[BEGIN DATA RECORDS]

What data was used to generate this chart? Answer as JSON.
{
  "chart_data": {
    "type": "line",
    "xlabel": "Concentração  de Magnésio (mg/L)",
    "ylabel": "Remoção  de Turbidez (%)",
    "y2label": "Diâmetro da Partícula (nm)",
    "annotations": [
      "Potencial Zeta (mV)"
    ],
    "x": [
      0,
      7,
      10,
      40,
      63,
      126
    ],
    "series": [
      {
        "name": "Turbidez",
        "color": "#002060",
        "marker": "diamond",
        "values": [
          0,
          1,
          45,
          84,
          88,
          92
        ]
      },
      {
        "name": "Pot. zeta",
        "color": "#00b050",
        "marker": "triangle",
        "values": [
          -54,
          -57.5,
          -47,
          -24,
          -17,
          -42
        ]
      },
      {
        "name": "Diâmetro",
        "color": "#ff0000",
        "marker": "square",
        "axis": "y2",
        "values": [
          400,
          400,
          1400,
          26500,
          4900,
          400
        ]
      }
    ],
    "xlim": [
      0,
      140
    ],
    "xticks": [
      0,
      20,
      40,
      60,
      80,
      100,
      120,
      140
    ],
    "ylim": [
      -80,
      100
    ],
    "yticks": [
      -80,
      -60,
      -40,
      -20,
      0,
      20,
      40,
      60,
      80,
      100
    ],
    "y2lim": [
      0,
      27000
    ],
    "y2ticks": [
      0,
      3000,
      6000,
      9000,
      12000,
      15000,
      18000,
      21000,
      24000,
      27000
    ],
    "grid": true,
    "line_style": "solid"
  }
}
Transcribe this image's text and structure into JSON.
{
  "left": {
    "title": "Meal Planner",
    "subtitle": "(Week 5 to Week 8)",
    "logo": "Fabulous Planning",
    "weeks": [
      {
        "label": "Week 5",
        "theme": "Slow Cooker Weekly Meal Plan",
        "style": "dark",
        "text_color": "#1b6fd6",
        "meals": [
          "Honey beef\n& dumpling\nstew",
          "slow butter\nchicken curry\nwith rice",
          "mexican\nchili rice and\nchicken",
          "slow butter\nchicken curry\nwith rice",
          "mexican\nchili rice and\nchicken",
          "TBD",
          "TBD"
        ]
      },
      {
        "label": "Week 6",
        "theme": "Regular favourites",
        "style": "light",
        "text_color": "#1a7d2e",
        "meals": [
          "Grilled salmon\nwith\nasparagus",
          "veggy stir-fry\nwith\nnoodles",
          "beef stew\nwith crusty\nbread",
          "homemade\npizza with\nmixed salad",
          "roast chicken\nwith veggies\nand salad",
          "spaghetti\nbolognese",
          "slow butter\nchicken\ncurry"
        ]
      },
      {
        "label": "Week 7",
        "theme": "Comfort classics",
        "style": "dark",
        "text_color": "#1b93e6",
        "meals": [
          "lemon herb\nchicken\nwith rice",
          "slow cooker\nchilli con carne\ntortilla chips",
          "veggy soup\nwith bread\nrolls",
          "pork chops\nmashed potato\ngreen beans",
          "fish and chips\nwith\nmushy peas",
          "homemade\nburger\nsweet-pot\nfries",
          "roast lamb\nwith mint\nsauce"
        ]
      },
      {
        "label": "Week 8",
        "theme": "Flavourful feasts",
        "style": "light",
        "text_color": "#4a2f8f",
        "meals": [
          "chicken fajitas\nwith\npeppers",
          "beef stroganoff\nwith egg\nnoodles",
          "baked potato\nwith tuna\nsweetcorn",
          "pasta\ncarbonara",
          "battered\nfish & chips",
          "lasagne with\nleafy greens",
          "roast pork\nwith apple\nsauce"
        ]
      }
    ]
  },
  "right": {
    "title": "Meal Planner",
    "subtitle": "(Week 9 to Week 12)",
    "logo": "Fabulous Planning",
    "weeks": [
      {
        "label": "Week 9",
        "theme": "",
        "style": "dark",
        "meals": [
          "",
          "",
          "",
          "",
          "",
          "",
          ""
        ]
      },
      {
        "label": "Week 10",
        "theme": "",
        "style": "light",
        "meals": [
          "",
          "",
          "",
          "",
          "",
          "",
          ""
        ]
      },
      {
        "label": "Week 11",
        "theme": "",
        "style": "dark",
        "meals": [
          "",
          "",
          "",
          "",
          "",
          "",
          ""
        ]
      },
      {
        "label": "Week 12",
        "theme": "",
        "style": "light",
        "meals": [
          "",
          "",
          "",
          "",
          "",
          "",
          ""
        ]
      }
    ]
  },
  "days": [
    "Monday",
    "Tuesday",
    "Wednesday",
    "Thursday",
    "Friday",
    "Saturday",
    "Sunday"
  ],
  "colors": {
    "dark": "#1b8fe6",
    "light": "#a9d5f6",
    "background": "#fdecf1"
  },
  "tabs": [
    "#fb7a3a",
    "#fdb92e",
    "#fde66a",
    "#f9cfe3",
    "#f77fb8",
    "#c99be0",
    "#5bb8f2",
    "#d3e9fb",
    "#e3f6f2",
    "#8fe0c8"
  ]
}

[END DATA RECORDS]

YOUR OBJECTIVE: Reproduce the data in its entirety, matching each character.

TASK SOLUTION:
What data was used to generate this chart? Answer as JSON.
{
  "chart_data": {
    "type": "line",
    "xlabel": "Concentração  de Magnésio (mg/L)",
    "ylabel": "Remoção  de Turbidez (%)",
    "y2label": "Diâmetro da Partícula (nm)",
    "annotations": [
      "Potencial Zeta (mV)"
    ],
    "x": [
      0,
      7,
      10,
      40,
      63,
      126
    ],
    "series": [
      {
        "name": "Turbidez",
        "color": "#002060",
        "marker": "diamond",
        "values": [
          0,
          1,
          45,
          84,
          88,
          92
        ]
      },
      {
        "name": "Pot. zeta",
        "color": "#00b050",
        "marker": "triangle",
        "values": [
          -54,
          -57.5,
          -47,
          -24,
          -17,
          -42
        ]
      },
      {
        "name": "Diâmetro",
        "color": "#ff0000",
        "marker": "square",
        "axis": "y2",
        "values": [
          400,
          400,
          1400,
          26500,
          4900,
          400
        ]
      }
    ],
    "xlim": [
      0,
      140
    ],
    "xticks": [
      0,
      20,
      40,
      60,
      80,
      100,
      120,
      140
    ],
    "ylim": [
      -80,
      100
    ],
    "yticks": [
      -80,
      -60,
      -40,
      -20,
      0,
      20,
      40,
      60,
      80,
      100
    ],
    "y2lim": [
      0,
      27000
    ],
    "y2ticks": [
      0,
      3000,
      6000,
      9000,
      12000,
      15000,
      18000,
      21000,
      24000,
      27000
    ],
    "grid": true,
    "line_style": "solid"
  }
}
Transcribe this image's text and structure into JSON.
{
  "left": {
    "title": "Meal Planner",
    "subtitle": "(Week 5 to Week 8)",
    "logo": "Fabulous Planning",
    "weeks": [
      {
        "label": "Week 5",
        "theme": "Slow Cooker Weekly Meal Plan",
        "style": "dark",
        "text_color": "#1b6fd6",
        "meals": [
          "Honey beef\n& dumpling\nstew",
          "slow butter\nchicken curry\nwith rice",
          "mexican\nchili rice and\nchicken",
          "slow butter\nchicken curry\nwith rice",
          "mexican\nchili rice and\nchicken",
          "TBD",
          "TBD"
        ]
      },
      {
        "label": "Week 6",
        "theme": "Regular favourites",
        "style": "light",
        "text_color": "#1a7d2e",
        "meals": [
          "Grilled salmon\nwith\nasparagus",
          "veggy stir-fry\nwith\nnoodles",
          "beef stew\nwith crusty\nbread",
          "homemade\npizza with\nmixed salad",
          "roast chicken\nwith veggies\nand salad",
          "spaghetti\nbolognese",
          "slow butter\nchicken\ncurry"
        ]
      },
      {
        "label": "Week 7",
        "theme": "Comfort classics",
        "style": "dark",
        "text_color": "#1b93e6",
        "meals": [
          "lemon herb\nchicken\nwith rice",
          "slow cooker\nchilli con carne\ntortilla chips",
          "veggy soup\nwith bread\nrolls",
          "pork chops\nmashed potato\ngreen beans",
          "fish and chips\nwith\nmushy peas",
          "homemade\nburger\nsweet-pot\nfries",
          "roast lamb\nwith mint\nsauce"
        ]
      },
      {
        "label": "Week 8",
        "theme": "Flavourful feasts",
        "style": "light",
        "text_color": "#4a2f8f",
        "meals": [
          "chicken fajitas\nwith\npeppers",
          "beef stroganoff\nwith egg\nnoodles",
          "baked potato\nwith tuna\nsweetcorn",
          "pasta\ncarbonara",
          "battered\nfish & chips",
          "lasagne with\nleafy greens",
          "roast pork\nwith apple\nsauce"
        ]
      }
    ]
  },
  "right": {
    "title": "Meal Planner",
    "subtitle": "(Week 9 to Week 12)",
    "logo": "Fabulous Planning",
    "weeks": [
      {
        "label": "Week 9",
        "theme": "",
        "style": "dark",
        "meals": [
          "",
          "",
          "",
          "",
          "",
          "",
          ""
        ]
      },
      {
        "label": "Week 10",
        "theme": "",
        "style": "light",
        "meals": [
          "",
          "",
          "",
          "",
          "",
          "",
          ""
        ]
      },
      {
        "label": "Week 11",
        "theme": "",
        "style": "dark",
        "meals": [
          "",
          "",
          "",
          "",
          "",
          "",
          ""
        ]
      },
      {
        "label": "Week 12",
        "theme": "",
        "style": "light",
        "meals": [
          "",
          "",
          "",
          "",
          "",
          "",
          ""
        ]
      }
    ]
  },
  "days": [
    "Monday",
    "Tuesday",
    "Wednesday",
    "Thursday",
    "Friday",
    "Saturday",
    "Sunday"
  ],
  "colors": {
    "dark": "#1b8fe6",
    "light": "#a9d5f6",
    "background": "#fdecf1"
  },
  "tabs": [
    "#fb7a3a",
    "#fdb92e",
    "#fde66a",
    "#f9cfe3",
    "#f77fb8",
    "#c99be0",
    "#5bb8f2",
    "#d3e9fb",
    "#e3f6f2",
    "#8fe0c8"
  ]
}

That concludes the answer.